Report how many lines contain the word "командное", with no other text.

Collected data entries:

┄┄┄┄┄┄┄┄┄┄┄┄┄┄┄┄┄┄┄┄

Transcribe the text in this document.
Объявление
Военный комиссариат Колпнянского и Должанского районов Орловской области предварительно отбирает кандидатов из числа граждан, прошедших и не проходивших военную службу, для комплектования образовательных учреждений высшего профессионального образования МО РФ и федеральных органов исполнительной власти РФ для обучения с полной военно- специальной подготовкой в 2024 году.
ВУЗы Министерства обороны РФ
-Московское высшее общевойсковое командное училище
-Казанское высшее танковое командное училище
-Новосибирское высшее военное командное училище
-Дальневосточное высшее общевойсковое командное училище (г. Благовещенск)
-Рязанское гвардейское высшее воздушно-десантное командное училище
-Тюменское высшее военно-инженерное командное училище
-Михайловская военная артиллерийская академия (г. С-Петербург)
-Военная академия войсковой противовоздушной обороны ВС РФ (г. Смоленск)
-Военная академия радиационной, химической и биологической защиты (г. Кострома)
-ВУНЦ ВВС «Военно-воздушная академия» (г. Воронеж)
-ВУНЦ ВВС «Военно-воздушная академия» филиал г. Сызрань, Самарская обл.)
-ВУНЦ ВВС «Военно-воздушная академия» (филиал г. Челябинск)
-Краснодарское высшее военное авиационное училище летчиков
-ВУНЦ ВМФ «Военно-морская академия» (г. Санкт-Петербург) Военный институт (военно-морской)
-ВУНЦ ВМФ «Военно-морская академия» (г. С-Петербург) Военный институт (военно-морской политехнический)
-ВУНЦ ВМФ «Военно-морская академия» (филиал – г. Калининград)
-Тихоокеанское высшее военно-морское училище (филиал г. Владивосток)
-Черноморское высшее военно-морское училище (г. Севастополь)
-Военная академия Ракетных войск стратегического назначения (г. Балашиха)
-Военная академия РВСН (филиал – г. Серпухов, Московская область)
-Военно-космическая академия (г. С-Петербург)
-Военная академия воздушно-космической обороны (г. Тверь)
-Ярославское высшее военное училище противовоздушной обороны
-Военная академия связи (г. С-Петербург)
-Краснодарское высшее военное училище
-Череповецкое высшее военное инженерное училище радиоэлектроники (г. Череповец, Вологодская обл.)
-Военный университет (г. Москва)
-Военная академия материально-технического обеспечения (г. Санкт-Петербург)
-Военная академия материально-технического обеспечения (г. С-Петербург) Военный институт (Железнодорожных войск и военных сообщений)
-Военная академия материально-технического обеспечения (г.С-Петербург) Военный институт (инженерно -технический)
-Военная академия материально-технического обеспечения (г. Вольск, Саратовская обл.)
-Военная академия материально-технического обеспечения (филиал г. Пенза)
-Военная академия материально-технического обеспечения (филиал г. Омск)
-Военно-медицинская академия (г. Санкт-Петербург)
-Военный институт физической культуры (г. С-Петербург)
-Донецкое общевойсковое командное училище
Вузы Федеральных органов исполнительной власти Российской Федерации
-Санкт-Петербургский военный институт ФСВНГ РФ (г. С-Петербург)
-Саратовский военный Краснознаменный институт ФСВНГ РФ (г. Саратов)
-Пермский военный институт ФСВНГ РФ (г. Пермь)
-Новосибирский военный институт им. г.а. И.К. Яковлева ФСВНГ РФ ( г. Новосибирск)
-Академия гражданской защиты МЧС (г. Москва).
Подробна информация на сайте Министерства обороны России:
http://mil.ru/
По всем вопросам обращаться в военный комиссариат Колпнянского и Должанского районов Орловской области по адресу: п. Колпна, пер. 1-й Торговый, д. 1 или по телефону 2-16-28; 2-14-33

┄┄┄┄┄┄┄┄┄┄┄┄┄┄┄┄┄┄┄┄

Completed task: 7